AIM: Using the data below, determine the number of lines that include the string "width". Write only that number.

[Data entries]
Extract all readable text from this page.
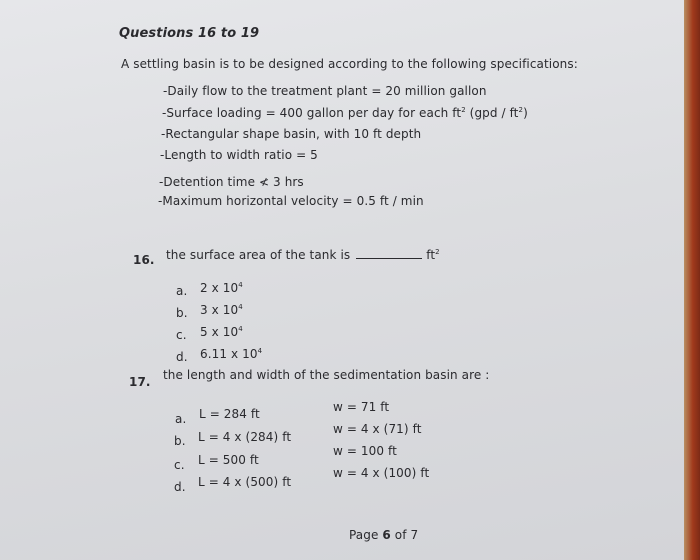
Questions 16 to 19
A settling basin is to be designed according to the following specifications:
-Daily flow to the treatment plant = 20 million gallon
-Surface loading = 400 gallon per day for each $ft^2$ $(gpd / ft^2)$
-Rectangular shape basin, with 10 ft depth
-Length to width ratio = 5
-Detention time ≮ 3 hrs
-Maximum horizontal velocity = 0.5 ft / min
16. the surface area of the tank is	$ft^2$
a. 2 x $10^4$
b. 3 x $10^4$
c. 5 x $10^4$
d. 6.11 x $10^4$
17. the length and width of the sedimentation basin are :
a. L = 284 ft	w = 71 ft
b. L = 4 x (284) ft
w = 4 x (71) ft
c. L = 500 ft
w = 100 ft
d. L = 4 x (500) ft
w = 4 x (100) ft
Page 6 of 7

CORRECT RESPONSE: 2